PROBLEM STATEMENT — Please give the listing again, word for word, with nothing left out.

TASK DATA —
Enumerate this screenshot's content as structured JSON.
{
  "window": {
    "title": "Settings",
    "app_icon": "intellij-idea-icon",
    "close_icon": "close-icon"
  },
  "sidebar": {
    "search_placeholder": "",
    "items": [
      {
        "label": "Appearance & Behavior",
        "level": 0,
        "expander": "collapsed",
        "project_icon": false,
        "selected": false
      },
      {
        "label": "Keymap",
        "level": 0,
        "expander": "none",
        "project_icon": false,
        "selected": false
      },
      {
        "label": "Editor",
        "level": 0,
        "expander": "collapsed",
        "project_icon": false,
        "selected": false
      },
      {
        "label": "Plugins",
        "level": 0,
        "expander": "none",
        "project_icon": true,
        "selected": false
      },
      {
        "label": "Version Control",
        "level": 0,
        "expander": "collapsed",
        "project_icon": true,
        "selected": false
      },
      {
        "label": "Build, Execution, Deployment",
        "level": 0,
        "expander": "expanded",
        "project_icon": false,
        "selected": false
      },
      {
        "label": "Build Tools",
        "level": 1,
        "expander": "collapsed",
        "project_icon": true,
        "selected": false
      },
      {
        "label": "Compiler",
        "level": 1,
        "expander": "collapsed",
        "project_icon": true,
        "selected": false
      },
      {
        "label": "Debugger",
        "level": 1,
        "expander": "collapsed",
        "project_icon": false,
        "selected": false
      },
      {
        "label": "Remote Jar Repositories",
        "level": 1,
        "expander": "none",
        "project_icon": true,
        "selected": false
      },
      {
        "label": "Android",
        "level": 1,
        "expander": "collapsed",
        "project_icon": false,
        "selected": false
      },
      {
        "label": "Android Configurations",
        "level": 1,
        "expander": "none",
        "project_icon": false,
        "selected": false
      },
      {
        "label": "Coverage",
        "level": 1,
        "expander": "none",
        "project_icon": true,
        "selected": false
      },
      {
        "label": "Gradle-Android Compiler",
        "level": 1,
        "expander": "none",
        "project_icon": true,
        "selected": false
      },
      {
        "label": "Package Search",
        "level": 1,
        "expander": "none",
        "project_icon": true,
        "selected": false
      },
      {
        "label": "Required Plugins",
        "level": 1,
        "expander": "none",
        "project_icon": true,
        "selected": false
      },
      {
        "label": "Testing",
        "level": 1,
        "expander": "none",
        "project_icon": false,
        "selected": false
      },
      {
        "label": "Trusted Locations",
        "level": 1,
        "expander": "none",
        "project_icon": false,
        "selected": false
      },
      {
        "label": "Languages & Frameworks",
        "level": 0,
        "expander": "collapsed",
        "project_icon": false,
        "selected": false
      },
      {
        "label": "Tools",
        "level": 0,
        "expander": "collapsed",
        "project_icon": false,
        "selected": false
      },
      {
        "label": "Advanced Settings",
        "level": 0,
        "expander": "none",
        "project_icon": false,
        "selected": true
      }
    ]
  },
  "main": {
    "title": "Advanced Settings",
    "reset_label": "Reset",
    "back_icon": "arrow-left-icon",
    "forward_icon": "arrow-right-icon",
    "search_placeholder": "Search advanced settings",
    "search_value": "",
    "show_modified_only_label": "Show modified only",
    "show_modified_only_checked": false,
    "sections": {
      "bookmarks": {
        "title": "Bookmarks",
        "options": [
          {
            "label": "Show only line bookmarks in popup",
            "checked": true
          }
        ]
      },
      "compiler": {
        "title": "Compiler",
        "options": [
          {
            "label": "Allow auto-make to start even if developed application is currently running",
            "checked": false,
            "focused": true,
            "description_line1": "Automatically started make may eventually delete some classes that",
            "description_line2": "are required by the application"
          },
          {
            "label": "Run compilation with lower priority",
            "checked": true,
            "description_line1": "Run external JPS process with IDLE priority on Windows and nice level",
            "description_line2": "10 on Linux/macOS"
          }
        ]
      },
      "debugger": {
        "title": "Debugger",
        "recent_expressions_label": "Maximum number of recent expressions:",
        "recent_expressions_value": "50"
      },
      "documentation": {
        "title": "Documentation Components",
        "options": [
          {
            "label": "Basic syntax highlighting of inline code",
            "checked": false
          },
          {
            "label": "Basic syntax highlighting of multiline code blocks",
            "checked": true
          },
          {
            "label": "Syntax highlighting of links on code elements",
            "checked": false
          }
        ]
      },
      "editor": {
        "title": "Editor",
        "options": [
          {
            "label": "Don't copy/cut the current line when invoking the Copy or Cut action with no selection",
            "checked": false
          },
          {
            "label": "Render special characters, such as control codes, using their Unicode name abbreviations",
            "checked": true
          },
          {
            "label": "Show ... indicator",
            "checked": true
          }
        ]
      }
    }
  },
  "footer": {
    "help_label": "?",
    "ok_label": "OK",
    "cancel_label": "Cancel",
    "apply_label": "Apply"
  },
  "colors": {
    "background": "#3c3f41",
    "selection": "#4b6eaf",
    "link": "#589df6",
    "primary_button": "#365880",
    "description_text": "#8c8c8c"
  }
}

RESULT OF THE TASK —
Enumerate this screenshot's content as structured JSON.
{
  "window": {
    "title": "Settings",
    "app_icon": "intellij-idea-icon",
    "close_icon": "close-icon"
  },
  "sidebar": {
    "search_placeholder": "",
    "items": [
      {
        "label": "Appearance & Behavior",
        "level": 0,
        "expander": "collapsed",
        "project_icon": false,
        "selected": false
      },
      {
        "label": "Keymap",
        "level": 0,
        "expander": "none",
        "project_icon": false,
        "selected": false
      },
      {
        "label": "Editor",
        "level": 0,
        "expander": "collapsed",
        "project_icon": false,
        "selected": false
      },
      {
        "label": "Plugins",
        "level": 0,
        "expander": "none",
        "project_icon": true,
        "selected": false
      },
      {
        "label": "Version Control",
        "level": 0,
        "expander": "collapsed",
        "project_icon": true,
        "selected": false
      },
      {
        "label": "Build, Execution, Deployment",
        "level": 0,
        "expander": "expanded",
        "project_icon": false,
        "selected": false
      },
      {
        "label": "Build Tools",
        "level": 1,
        "expander": "collapsed",
        "project_icon": true,
        "selected": false
      },
      {
        "label": "Compiler",
        "level": 1,
        "expander": "collapsed",
        "project_icon": true,
        "selected": false
      },
      {
        "label": "Debugger",
        "level": 1,
        "expander": "collapsed",
        "project_icon": false,
        "selected": false
      },
      {
        "label": "Remote Jar Repositories",
        "level": 1,
        "expander": "none",
        "project_icon": true,
        "selected": false
      },
      {
        "label": "Android",
        "level": 1,
        "expander": "collapsed",
        "project_icon": false,
        "selected": false
      },
      {
        "label": "Android Configurations",
        "level": 1,
        "expander": "none",
        "project_icon": false,
        "selected": false
      },
      {
        "label": "Coverage",
        "level": 1,
        "expander": "none",
        "project_icon": true,
        "selected": false
      },
      {
        "label": "Gradle-Android Compiler",
        "level": 1,
        "expander": "none",
        "project_icon": true,
        "selected": false
      },
      {
        "label": "Package Search",
        "level": 1,
        "expander": "none",
        "project_icon": true,
        "selected": false
      },
      {
        "label": "Required Plugins",
        "level": 1,
        "expander": "none",
        "project_icon": true,
        "selected": false
      },
      {
        "label": "Testing",
        "level": 1,
        "expander": "none",
        "project_icon": false,
        "selected": false
      },
      {
        "label": "Trusted Locations",
        "level": 1,
        "expander": "none",
        "project_icon": false,
        "selected": false
      },
      {
        "label": "Languages & Frameworks",
        "level": 0,
        "expander": "collapsed",
        "project_icon": false,
        "selected": false
      },
      {
        "label": "Tools",
        "level": 0,
        "expander": "collapsed",
        "project_icon": false,
        "selected": false
      },
      {
        "label": "Advanced Settings",
        "level": 0,
        "expander": "none",
        "project_icon": false,
        "selected": true
      }
    ]
  },
  "main": {
    "title": "Advanced Settings",
    "reset_label": "Reset",
    "back_icon": "arrow-left-icon",
    "forward_icon": "arrow-right-icon",
    "search_placeholder": "Search advanced settings",
    "search_value": "",
    "show_modified_only_label": "Show modified only",
    "show_modified_only_checked": false,
    "sections": {
      "bookmarks": {
        "title": "Bookmarks",
        "options": [
          {
            "label": "Show only line bookmarks in popup",
            "checked": true
          }
        ]
      },
      "compiler": {
        "title": "Compiler",
        "options": [
          {
            "label": "Allow auto-make to start even if developed application is currently running",
            "checked": false,
            "focused": true,
            "description_line1": "Automatically started make may eventually delete some classes that",
            "description_line2": "are required by the application"
          },
          {
            "label": "Run compilation with lower priority",
            "checked": true,
            "description_line1": "Run external JPS process with IDLE priority on Windows and nice level",
            "description_line2": "10 on Linux/macOS"
          }
        ]
      },
      "debugger": {
        "title": "Debugger",
        "recent_expressions_label": "Maximum number of recent expressions:",
        "recent_expressions_value": "50"
      },
      "documentation": {
        "title": "Documentation Components",
        "options": [
          {
            "label": "Basic syntax highlighting of inline code",
            "checked": false
          },
          {
            "label": "Basic syntax highlighting of multiline code blocks",
            "checked": true
          },
          {
            "label": "Syntax highlighting of links on code elements",
            "checked": false
          }
        ]
      },
      "editor": {
        "title": "Editor",
        "options": [
          {
            "label": "Don't copy/cut the current line when invoking the Copy or Cut action with no selection",
            "checked": false
          },
          {
            "label": "Render special characters, such as control codes, using their Unicode name abbreviations",
            "checked": true
          },
          {
            "label": "Show ... indicator",
            "checked": true
          }
        ]
      }
    }
  },
  "footer": {
    "help_label": "?",
    "ok_label": "OK",
    "cancel_label": "Cancel",
    "apply_label": "Apply"
  },
  "colors": {
    "background": "#3c3f41",
    "selection": "#4b6eaf",
    "link": "#589df6",
    "primary_button": "#365880",
    "description_text": "#8c8c8c"
  }
}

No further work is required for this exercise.